Copy out all lines that carry the word "between".

-------- INFORMATION SUPPLIED

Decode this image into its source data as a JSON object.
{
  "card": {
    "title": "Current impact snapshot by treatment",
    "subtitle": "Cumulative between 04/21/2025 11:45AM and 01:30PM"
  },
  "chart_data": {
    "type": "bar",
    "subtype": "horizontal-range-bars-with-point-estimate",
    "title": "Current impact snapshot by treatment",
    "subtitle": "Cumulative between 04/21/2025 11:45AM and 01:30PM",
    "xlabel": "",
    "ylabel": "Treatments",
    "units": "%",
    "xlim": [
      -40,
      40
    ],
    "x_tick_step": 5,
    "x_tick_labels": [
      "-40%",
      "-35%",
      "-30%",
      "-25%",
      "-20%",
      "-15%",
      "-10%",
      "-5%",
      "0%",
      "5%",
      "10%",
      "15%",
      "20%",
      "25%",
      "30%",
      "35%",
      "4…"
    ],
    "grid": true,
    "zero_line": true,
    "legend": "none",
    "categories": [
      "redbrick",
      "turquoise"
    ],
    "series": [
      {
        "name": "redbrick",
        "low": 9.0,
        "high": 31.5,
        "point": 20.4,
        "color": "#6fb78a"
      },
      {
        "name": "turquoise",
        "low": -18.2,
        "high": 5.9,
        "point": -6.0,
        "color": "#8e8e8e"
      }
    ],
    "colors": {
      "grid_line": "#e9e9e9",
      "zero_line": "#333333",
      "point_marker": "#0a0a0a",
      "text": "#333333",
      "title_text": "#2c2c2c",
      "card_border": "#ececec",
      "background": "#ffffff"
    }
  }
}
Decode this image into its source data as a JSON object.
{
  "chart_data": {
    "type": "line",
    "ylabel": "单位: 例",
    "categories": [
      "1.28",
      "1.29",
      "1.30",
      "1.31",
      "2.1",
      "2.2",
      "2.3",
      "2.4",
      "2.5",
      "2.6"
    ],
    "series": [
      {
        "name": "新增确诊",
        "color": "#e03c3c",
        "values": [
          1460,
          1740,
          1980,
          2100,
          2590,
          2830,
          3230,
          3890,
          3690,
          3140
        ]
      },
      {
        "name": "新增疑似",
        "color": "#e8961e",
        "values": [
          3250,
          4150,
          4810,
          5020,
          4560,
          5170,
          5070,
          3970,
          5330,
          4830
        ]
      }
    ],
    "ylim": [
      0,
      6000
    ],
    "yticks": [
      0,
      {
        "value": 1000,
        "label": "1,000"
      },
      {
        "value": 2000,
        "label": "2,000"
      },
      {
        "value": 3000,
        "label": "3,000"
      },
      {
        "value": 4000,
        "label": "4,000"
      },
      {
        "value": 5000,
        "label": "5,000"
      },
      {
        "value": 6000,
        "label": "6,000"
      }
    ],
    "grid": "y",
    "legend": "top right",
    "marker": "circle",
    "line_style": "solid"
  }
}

----------------

_COMPLETED EXERCISE_.
    "subtitle": "Cumulative between 04/21/2025 11:45AM and 01:30PM"
    "subtitle": "Cumulative between 04/21/2025 11:45AM and 01:30PM",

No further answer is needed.